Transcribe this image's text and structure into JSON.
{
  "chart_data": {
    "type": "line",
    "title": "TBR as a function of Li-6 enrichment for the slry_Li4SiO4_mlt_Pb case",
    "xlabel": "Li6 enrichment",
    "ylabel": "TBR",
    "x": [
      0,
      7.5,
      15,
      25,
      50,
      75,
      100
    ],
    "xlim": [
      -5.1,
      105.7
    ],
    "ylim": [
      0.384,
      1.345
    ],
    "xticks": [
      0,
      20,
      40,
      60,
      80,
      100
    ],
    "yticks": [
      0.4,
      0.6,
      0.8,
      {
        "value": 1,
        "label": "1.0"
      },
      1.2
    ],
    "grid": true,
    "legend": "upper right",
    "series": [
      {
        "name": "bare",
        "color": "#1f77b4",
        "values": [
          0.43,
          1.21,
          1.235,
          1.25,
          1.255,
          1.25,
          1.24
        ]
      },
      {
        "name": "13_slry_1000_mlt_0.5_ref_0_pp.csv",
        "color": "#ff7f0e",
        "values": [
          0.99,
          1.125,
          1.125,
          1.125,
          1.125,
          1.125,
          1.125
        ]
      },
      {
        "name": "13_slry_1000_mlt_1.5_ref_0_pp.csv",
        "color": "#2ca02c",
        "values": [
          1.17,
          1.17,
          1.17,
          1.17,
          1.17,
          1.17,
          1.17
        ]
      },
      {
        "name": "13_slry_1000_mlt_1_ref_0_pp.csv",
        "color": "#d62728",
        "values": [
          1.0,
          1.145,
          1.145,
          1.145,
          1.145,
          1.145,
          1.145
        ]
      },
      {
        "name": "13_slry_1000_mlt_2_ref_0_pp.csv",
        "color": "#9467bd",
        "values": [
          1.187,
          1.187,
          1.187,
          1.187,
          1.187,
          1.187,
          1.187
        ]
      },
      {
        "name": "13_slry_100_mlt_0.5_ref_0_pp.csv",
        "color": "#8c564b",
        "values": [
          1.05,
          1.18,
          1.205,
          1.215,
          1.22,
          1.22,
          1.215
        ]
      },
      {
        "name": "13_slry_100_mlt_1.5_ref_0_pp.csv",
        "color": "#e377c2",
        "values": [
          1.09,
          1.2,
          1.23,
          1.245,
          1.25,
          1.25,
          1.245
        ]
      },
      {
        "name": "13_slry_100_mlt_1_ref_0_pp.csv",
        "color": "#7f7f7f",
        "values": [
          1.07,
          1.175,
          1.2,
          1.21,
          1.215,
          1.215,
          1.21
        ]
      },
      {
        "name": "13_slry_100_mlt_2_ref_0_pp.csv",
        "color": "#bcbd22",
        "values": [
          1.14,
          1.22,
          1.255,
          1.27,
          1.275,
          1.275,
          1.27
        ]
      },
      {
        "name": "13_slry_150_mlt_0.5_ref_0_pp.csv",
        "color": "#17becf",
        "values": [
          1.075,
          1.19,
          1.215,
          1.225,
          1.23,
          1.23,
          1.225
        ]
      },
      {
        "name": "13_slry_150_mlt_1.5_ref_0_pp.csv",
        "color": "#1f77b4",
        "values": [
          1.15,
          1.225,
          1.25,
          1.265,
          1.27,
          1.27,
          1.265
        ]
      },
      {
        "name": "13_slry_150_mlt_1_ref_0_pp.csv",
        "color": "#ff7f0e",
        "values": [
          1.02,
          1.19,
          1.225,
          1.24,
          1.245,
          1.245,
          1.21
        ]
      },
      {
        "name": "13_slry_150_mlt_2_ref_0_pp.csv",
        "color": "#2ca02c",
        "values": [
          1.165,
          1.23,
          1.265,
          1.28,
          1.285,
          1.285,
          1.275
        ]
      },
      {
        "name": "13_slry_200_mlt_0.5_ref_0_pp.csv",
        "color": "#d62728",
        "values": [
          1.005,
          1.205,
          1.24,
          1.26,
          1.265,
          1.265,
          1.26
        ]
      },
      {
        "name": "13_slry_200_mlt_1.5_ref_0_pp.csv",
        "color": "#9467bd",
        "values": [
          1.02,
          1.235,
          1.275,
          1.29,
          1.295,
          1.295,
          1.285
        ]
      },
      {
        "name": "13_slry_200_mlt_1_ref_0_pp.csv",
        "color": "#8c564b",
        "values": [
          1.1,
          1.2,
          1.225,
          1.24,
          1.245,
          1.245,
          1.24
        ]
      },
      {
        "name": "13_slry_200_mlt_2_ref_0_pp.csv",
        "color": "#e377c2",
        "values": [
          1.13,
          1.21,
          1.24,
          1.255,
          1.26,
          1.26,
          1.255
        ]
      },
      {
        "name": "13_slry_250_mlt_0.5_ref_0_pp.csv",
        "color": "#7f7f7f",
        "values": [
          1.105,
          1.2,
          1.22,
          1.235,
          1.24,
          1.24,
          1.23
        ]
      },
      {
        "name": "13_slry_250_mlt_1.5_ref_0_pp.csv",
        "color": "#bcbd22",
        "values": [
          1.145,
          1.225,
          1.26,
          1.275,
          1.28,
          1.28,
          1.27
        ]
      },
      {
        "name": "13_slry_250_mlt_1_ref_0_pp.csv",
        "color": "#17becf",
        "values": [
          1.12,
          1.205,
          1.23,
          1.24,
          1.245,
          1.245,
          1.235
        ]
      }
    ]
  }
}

○ ○ ○ ○ ○ ○ ○

▶ [DIRECTION]: Show every line of the records above that contains the word "enrichment".

▶ [OUTPUT OF THE EXERCISE]:
    "title": "TBR as a function of Li-6 enrichment for the slry_Li4SiO4_mlt_Pb case",
    "xlabel": "Li6 enrichment",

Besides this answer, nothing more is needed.